Segment Open
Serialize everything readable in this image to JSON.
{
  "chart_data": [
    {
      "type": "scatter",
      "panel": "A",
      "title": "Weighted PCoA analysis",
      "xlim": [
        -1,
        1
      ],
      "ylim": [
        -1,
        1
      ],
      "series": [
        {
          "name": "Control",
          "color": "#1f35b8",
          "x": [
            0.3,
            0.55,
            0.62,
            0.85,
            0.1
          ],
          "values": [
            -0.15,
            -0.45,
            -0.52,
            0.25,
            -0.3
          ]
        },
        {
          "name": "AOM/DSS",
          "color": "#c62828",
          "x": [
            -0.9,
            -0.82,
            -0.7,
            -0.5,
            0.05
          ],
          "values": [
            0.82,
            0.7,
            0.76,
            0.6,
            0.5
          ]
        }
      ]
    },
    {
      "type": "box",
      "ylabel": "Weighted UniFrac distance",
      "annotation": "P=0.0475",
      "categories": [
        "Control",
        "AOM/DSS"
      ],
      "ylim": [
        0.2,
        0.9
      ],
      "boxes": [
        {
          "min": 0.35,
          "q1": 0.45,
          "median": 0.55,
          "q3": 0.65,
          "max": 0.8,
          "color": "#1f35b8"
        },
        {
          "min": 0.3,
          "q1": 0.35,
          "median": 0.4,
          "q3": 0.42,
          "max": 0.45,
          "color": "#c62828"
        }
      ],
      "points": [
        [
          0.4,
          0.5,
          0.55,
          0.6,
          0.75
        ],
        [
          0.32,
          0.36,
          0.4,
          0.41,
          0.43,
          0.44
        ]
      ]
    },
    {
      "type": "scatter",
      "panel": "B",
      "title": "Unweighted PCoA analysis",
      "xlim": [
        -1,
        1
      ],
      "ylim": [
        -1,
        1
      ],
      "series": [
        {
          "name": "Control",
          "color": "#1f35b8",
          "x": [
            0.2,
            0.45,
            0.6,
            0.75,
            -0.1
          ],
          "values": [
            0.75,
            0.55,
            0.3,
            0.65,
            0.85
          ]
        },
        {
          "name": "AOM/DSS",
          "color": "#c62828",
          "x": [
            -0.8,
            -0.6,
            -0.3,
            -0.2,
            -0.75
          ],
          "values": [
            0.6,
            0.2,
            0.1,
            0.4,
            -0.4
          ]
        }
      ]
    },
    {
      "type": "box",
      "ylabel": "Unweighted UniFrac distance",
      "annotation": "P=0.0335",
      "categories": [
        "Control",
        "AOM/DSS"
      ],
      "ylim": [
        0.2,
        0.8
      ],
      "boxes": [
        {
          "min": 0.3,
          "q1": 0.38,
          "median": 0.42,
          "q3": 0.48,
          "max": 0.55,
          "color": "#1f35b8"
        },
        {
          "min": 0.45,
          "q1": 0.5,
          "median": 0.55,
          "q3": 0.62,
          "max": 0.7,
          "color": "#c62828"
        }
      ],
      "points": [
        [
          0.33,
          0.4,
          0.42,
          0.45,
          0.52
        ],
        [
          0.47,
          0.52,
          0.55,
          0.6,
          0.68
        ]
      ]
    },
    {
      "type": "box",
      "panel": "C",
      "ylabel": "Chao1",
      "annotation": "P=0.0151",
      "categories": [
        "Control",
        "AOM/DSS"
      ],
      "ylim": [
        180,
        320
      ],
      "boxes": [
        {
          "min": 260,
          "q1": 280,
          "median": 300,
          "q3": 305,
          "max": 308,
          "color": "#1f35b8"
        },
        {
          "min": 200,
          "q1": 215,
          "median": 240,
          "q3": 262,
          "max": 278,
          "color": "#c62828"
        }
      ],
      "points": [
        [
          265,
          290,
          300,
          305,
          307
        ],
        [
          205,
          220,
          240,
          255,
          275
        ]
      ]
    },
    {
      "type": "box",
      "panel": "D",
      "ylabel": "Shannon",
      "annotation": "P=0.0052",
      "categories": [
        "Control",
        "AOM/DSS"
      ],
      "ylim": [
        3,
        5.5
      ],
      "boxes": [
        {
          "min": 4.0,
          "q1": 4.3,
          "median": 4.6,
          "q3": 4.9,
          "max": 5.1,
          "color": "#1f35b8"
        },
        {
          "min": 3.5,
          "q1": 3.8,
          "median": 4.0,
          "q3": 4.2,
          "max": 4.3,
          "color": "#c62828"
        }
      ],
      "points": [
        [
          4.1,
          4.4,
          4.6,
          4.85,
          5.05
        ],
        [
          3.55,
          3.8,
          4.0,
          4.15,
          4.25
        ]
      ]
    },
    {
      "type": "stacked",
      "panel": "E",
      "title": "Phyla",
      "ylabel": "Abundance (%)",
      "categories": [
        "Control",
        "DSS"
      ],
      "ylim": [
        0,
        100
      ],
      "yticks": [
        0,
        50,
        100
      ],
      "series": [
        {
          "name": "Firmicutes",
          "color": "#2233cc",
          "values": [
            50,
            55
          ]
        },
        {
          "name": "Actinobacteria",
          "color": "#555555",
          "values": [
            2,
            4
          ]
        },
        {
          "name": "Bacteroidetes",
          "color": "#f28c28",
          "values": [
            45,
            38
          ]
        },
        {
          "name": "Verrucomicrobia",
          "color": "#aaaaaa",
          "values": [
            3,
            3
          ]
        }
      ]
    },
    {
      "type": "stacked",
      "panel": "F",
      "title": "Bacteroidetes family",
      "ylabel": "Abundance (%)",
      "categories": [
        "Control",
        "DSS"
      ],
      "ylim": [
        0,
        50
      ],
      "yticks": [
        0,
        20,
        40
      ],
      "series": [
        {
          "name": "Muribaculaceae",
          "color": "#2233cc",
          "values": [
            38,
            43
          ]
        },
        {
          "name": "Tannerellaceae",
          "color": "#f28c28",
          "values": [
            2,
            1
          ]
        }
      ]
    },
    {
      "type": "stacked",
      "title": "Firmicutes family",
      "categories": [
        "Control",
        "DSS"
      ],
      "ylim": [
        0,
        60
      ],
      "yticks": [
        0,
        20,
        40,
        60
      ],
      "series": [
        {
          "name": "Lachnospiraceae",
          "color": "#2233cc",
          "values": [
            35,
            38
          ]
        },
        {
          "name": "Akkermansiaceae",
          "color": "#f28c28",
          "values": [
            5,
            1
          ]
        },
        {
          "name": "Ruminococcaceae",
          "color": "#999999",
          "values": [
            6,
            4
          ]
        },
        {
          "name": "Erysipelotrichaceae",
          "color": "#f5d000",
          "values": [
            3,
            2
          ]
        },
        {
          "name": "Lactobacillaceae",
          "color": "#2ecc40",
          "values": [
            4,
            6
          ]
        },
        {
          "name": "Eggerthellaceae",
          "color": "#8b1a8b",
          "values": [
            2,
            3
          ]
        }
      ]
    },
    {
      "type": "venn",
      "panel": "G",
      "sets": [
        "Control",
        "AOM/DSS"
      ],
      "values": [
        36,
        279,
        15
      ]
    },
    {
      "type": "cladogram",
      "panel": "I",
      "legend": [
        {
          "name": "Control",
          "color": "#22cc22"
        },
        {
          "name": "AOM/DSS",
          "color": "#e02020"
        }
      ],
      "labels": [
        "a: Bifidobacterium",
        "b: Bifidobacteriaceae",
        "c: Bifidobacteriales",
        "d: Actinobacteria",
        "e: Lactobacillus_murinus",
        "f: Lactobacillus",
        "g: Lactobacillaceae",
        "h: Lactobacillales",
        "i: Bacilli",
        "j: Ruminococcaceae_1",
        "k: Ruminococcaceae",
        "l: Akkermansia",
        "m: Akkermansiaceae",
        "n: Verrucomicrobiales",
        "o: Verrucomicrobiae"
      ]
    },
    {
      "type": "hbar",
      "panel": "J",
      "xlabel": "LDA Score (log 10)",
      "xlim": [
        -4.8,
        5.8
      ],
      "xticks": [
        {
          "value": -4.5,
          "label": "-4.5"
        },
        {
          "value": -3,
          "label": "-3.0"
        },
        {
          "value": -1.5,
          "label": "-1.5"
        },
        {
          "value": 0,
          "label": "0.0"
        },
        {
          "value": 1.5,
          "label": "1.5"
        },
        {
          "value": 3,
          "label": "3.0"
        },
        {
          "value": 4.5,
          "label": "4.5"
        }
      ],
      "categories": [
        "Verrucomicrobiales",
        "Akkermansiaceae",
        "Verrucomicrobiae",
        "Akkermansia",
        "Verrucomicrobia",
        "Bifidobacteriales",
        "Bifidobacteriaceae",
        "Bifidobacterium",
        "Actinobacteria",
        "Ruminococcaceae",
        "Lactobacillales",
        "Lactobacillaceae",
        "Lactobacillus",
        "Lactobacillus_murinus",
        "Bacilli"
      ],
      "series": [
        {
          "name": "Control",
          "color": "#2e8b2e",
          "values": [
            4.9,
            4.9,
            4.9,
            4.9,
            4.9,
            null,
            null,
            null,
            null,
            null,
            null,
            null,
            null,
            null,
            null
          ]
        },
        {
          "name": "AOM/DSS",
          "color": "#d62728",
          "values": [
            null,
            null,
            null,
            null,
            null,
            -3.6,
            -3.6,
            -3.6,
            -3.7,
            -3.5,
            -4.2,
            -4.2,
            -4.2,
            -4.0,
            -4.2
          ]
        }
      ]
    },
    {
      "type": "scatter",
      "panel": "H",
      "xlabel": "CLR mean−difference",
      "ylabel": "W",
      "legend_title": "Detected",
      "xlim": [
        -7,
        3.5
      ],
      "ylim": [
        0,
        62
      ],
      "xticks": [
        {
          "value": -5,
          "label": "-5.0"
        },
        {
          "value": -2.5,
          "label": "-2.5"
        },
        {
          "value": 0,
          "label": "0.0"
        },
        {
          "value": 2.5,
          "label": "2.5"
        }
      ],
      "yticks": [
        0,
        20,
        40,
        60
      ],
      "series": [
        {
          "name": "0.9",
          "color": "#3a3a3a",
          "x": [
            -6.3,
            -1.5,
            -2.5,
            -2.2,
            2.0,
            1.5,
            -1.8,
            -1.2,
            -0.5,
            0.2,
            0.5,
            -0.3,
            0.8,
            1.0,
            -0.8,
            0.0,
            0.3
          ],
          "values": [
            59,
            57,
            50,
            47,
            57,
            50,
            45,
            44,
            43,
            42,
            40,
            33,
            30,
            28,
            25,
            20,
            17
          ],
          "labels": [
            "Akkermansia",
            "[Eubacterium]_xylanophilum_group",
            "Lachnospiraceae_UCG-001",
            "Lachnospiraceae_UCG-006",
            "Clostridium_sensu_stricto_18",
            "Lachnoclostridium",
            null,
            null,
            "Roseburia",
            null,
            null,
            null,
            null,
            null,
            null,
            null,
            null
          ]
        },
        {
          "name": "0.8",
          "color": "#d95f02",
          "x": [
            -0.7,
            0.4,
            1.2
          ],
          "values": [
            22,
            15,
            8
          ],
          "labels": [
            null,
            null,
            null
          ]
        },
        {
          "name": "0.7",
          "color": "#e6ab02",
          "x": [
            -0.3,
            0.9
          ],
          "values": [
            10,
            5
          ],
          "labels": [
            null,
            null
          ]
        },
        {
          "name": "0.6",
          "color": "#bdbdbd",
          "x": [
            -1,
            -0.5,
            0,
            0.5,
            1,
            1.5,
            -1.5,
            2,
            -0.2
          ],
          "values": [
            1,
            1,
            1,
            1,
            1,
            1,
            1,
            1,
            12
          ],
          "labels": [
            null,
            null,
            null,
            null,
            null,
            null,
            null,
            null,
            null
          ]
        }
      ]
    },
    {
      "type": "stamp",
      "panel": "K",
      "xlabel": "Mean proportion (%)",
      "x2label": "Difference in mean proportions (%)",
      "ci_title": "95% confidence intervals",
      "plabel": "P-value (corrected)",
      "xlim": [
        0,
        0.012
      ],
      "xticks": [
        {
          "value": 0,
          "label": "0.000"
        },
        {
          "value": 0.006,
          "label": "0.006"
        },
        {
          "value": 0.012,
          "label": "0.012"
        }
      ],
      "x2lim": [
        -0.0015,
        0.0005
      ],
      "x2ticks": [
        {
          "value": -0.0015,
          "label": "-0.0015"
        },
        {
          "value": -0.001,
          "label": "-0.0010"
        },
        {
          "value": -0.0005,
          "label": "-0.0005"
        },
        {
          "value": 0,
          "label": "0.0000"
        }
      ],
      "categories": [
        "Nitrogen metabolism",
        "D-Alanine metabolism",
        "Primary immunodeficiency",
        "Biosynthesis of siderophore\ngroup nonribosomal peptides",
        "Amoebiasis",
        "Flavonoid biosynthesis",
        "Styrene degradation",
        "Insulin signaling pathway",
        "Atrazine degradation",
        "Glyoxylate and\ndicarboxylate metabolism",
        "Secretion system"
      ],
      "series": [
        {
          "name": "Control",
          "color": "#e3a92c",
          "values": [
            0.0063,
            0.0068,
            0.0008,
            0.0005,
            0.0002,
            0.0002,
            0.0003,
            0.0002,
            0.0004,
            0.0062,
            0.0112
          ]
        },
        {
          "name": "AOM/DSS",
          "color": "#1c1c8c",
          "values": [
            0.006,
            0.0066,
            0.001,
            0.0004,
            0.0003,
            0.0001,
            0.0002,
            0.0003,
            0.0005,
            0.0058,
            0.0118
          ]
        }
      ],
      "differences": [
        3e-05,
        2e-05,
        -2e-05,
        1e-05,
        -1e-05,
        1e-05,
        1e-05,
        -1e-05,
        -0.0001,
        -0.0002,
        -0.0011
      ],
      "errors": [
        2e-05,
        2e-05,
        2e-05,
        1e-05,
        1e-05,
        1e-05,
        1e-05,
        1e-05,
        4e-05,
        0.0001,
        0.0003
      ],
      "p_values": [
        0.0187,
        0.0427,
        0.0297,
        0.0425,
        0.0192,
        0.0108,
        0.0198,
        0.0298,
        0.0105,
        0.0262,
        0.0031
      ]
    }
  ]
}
Segment Closed
• _Goal of the exercise_
What lines of the data contain the string "Bifidobacterium"? List them.

• _Result of this task_
        "a: Bifidobacterium",
        "Bifidobacterium",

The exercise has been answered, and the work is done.